- _ENTRIES_:
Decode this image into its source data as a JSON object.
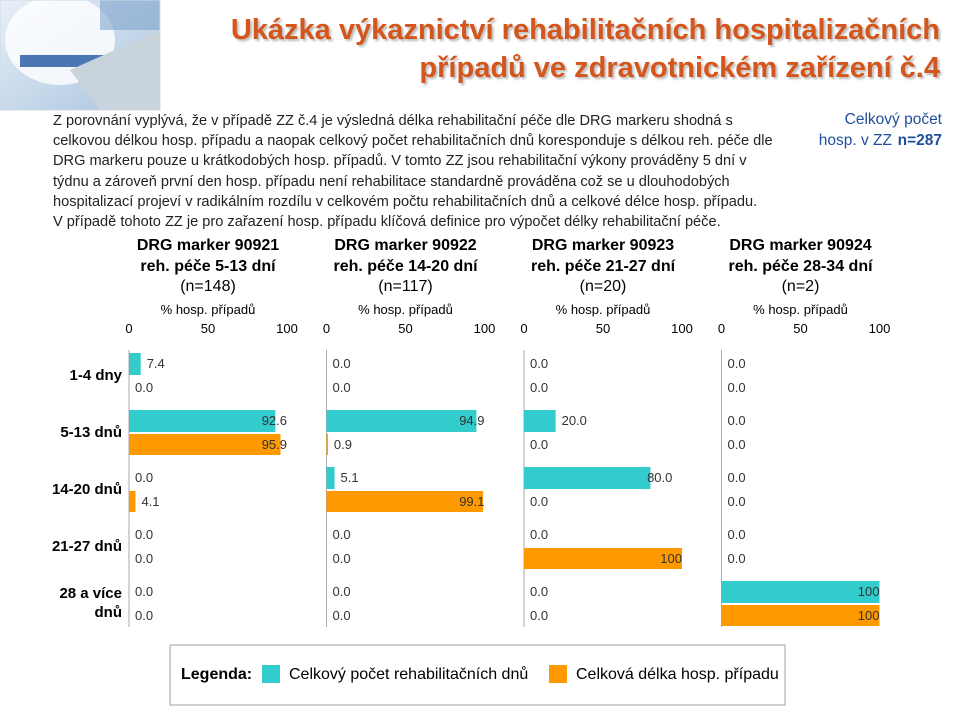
{
  "title": [
    "Ukázka výkaznictví  rehabilitačních hospitalizačních",
    "případů ve zdravotnickém zařízení č.4"
  ],
  "text": [
    "Z porovnání vyplývá, že v případě ZZ č.4 je výsledná délka rehabilitační péče dle DRG markeru shodná s",
    "celkovou délkou hosp. případu a naopak celkový počet rehabilitačních dnů koresponduje s délkou reh. péče dle",
    "DRG markeru pouze u krátkodobých hosp. případů. V tomto ZZ jsou rehabilitační výkony prováděny 5 dní v",
    "týdnu a zároveň první den hosp. případu není rehabilitace standardně prováděna což se u dlouhodobých",
    "hospitalizací projeví v radikálním rozdílu v celkovém počtu rehabilitačních dnů a celkové délce hosp. případu.",
    "V případě tohoto ZZ je pro zařazení hosp. případu klíčová definice pro výpočet délky rehabilitační péče."
  ],
  "note": {
    "lines": [
      "Celkový počet",
      "hosp. v ZZ"
    ],
    "value": "n=287"
  },
  "legend": {
    "title": "Legenda:",
    "items": [
      {
        "label": "Celkový počet rehabilitačních dnů",
        "color": "#33cccc"
      },
      {
        "label": "Celková délka hosp. případu",
        "color": "#ff9900"
      }
    ]
  },
  "chart_data": [
    {
      "type": "hbar",
      "title": "DRG marker 90921",
      "subtitle": [
        "reh. péče 5-13 dní",
        "(n=148)"
      ],
      "x_label": "% hosp. případů",
      "categories": [
        "1-4 dny",
        "5-13 dnů",
        "14-20 dnů",
        "21-27 dnů",
        "28 a více dnů"
      ],
      "xlim": [
        0,
        100
      ],
      "xticks": [
        0,
        50,
        100
      ],
      "series": [
        {
          "color": "#33cccc",
          "values": [
            7.4,
            92.6,
            0,
            0,
            0
          ],
          "value_labels": [
            "7.4",
            "92.6",
            "0.0",
            "0.0",
            "0.0"
          ]
        },
        {
          "color": "#ff9900",
          "values": [
            0,
            95.9,
            4.1,
            0,
            0
          ],
          "value_labels": [
            "0.0",
            "95.9",
            "4.1",
            "0.0",
            "0.0"
          ]
        }
      ]
    },
    {
      "type": "hbar",
      "title": "DRG marker 90922",
      "subtitle": [
        "reh. péče 14-20 dní",
        "(n=117)"
      ],
      "x_label": "% hosp. případů",
      "xlim": [
        0,
        100
      ],
      "xticks": [
        0,
        50,
        100
      ],
      "series": [
        {
          "color": "#33cccc",
          "values": [
            0,
            94.9,
            5.1,
            0,
            0
          ],
          "value_labels": [
            "0.0",
            "94.9",
            "5.1",
            "0.0",
            "0.0"
          ]
        },
        {
          "color": "#ff9900",
          "values": [
            0,
            0.9,
            99.1,
            0,
            0
          ],
          "value_labels": [
            "0.0",
            "0.9",
            "99.1",
            "0.0",
            "0.0"
          ]
        }
      ]
    },
    {
      "type": "hbar",
      "title": "DRG marker 90923",
      "subtitle": [
        "reh. péče 21-27 dní",
        "(n=20)"
      ],
      "x_label": "% hosp. případů",
      "xlim": [
        0,
        100
      ],
      "xticks": [
        0,
        50,
        100
      ],
      "series": [
        {
          "color": "#33cccc",
          "values": [
            0,
            20,
            80,
            0,
            0
          ],
          "value_labels": [
            "0.0",
            "20.0",
            "80.0",
            "0.0",
            "0.0"
          ]
        },
        {
          "color": "#ff9900",
          "values": [
            0,
            0,
            0,
            100,
            0
          ],
          "value_labels": [
            "0.0",
            "0.0",
            "0.0",
            "100",
            "0.0"
          ]
        }
      ]
    },
    {
      "type": "hbar",
      "title": "DRG marker 90924",
      "subtitle": [
        "reh. péče 28-34 dní",
        "(n=2)"
      ],
      "x_label": "% hosp. případů",
      "xlim": [
        0,
        100
      ],
      "xticks": [
        0,
        50,
        100
      ],
      "series": [
        {
          "color": "#33cccc",
          "values": [
            0,
            0,
            0,
            0,
            100
          ],
          "value_labels": [
            "0.0",
            "0.0",
            "0.0",
            "0.0",
            "100"
          ]
        },
        {
          "color": "#ff9900",
          "values": [
            0,
            0,
            0,
            0,
            100
          ],
          "value_labels": [
            "0.0",
            "0.0",
            "0.0",
            "0.0",
            "100"
          ]
        }
      ]
    }
  ]
}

- _WRITTEN PROBLEM_:
Quote the material exactly. Pictures stay out.

- _RESULT OF THIS TASK_:
Decode this image into its source data as a JSON object.
{
  "title": [
    "Ukázka výkaznictví  rehabilitačních hospitalizačních",
    "případů ve zdravotnickém zařízení č.4"
  ],
  "text": [
    "Z porovnání vyplývá, že v případě ZZ č.4 je výsledná délka rehabilitační péče dle DRG markeru shodná s",
    "celkovou délkou hosp. případu a naopak celkový počet rehabilitačních dnů koresponduje s délkou reh. péče dle",
    "DRG markeru pouze u krátkodobých hosp. případů. V tomto ZZ jsou rehabilitační výkony prováděny 5 dní v",
    "týdnu a zároveň první den hosp. případu není rehabilitace standardně prováděna což se u dlouhodobých",
    "hospitalizací projeví v radikálním rozdílu v celkovém počtu rehabilitačních dnů a celkové délce hosp. případu.",
    "V případě tohoto ZZ je pro zařazení hosp. případu klíčová definice pro výpočet délky rehabilitační péče."
  ],
  "note": {
    "lines": [
      "Celkový počet",
      "hosp. v ZZ"
    ],
    "value": "n=287"
  },
  "legend": {
    "title": "Legenda:",
    "items": [
      {
        "label": "Celkový počet rehabilitačních dnů",
        "color": "#33cccc"
      },
      {
        "label": "Celková délka hosp. případu",
        "color": "#ff9900"
      }
    ]
  },
  "chart_data": [
    {
      "type": "hbar",
      "title": "DRG marker 90921",
      "subtitle": [
        "reh. péče 5-13 dní",
        "(n=148)"
      ],
      "x_label": "% hosp. případů",
      "categories": [
        "1-4 dny",
        "5-13 dnů",
        "14-20 dnů",
        "21-27 dnů",
        "28 a více dnů"
      ],
      "xlim": [
        0,
        100
      ],
      "xticks": [
        0,
        50,
        100
      ],
      "series": [
        {
          "color": "#33cccc",
          "values": [
            7.4,
            92.6,
            0,
            0,
            0
          ],
          "value_labels": [
            "7.4",
            "92.6",
            "0.0",
            "0.0",
            "0.0"
          ]
        },
        {
          "color": "#ff9900",
          "values": [
            0,
            95.9,
            4.1,
            0,
            0
          ],
          "value_labels": [
            "0.0",
            "95.9",
            "4.1",
            "0.0",
            "0.0"
          ]
        }
      ]
    },
    {
      "type": "hbar",
      "title": "DRG marker 90922",
      "subtitle": [
        "reh. péče 14-20 dní",
        "(n=117)"
      ],
      "x_label": "% hosp. případů",
      "xlim": [
        0,
        100
      ],
      "xticks": [
        0,
        50,
        100
      ],
      "series": [
        {
          "color": "#33cccc",
          "values": [
            0,
            94.9,
            5.1,
            0,
            0
          ],
          "value_labels": [
            "0.0",
            "94.9",
            "5.1",
            "0.0",
            "0.0"
          ]
        },
        {
          "color": "#ff9900",
          "values": [
            0,
            0.9,
            99.1,
            0,
            0
          ],
          "value_labels": [
            "0.0",
            "0.9",
            "99.1",
            "0.0",
            "0.0"
          ]
        }
      ]
    },
    {
      "type": "hbar",
      "title": "DRG marker 90923",
      "subtitle": [
        "reh. péče 21-27 dní",
        "(n=20)"
      ],
      "x_label": "% hosp. případů",
      "xlim": [
        0,
        100
      ],
      "xticks": [
        0,
        50,
        100
      ],
      "series": [
        {
          "color": "#33cccc",
          "values": [
            0,
            20,
            80,
            0,
            0
          ],
          "value_labels": [
            "0.0",
            "20.0",
            "80.0",
            "0.0",
            "0.0"
          ]
        },
        {
          "color": "#ff9900",
          "values": [
            0,
            0,
            0,
            100,
            0
          ],
          "value_labels": [
            "0.0",
            "0.0",
            "0.0",
            "100",
            "0.0"
          ]
        }
      ]
    },
    {
      "type": "hbar",
      "title": "DRG marker 90924",
      "subtitle": [
        "reh. péče 28-34 dní",
        "(n=2)"
      ],
      "x_label": "% hosp. případů",
      "xlim": [
        0,
        100
      ],
      "xticks": [
        0,
        50,
        100
      ],
      "series": [
        {
          "color": "#33cccc",
          "values": [
            0,
            0,
            0,
            0,
            100
          ],
          "value_labels": [
            "0.0",
            "0.0",
            "0.0",
            "0.0",
            "100"
          ]
        },
        {
          "color": "#ff9900",
          "values": [
            0,
            0,
            0,
            0,
            100
          ],
          "value_labels": [
            "0.0",
            "0.0",
            "0.0",
            "0.0",
            "100"
          ]
        }
      ]
    }
  ]
}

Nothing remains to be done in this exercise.